- **EXERCISE**
Type out every line below exactly as it reads.

Recorded data
========================================================================

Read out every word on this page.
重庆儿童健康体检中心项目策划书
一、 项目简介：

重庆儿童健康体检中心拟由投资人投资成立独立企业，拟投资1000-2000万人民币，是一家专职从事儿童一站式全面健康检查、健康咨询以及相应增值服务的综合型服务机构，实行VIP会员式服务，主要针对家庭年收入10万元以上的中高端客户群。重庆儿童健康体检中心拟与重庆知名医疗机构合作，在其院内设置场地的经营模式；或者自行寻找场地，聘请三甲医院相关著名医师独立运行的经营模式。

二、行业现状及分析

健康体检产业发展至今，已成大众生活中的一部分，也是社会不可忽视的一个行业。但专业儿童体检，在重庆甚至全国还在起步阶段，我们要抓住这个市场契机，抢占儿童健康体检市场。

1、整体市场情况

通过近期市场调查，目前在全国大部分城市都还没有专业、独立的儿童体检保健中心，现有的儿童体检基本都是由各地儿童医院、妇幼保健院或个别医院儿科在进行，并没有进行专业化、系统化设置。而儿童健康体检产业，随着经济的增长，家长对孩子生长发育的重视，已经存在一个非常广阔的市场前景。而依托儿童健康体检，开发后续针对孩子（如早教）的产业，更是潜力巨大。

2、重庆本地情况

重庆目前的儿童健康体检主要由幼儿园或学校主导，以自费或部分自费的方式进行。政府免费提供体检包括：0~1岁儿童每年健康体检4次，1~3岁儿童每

========================================================================

- **COMPLETE OUTPUT**
Read out every word on this page.
重庆儿童健康体检中心项目策划书
一、 项目简介：

重庆儿童健康体检中心拟由投资人投资成立独立企业，拟投资1000-2000万人民币，是一家专职从事儿童一站式全面健康检查、健康咨询以及相应增值服务的综合型服务机构，实行VIP会员式服务，主要针对家庭年收入10万元以上的中高端客户群。重庆儿童健康体检中心拟与重庆知名医疗机构合作，在其院内设置场地的经营模式；或者自行寻找场地，聘请三甲医院相关著名医师独立运行的经营模式。

二、行业现状及分析

健康体检产业发展至今，已成大众生活中的一部分，也是社会不可忽视的一个行业。但专业儿童体检，在重庆甚至全国还在起步阶段，我们要抓住这个市场契机，抢占儿童健康体检市场。

1、整体市场情况

通过近期市场调查，目前在全国大部分城市都还没有专业、独立的儿童体检保健中心，现有的儿童体检基本都是由各地儿童医院、妇幼保健院或个别医院儿科在进行，并没有进行专业化、系统化设置。而儿童健康体检产业，随着经济的增长，家长对孩子生长发育的重视，已经存在一个非常广阔的市场前景。而依托儿童健康体检，开发后续针对孩子（如早教）的产业，更是潜力巨大。

2、重庆本地情况

重庆目前的儿童健康体检主要由幼儿园或学校主导，以自费或部分自费的方式进行。政府免费提供体检包括：0~1岁儿童每年健康体检4次，1~3岁儿童每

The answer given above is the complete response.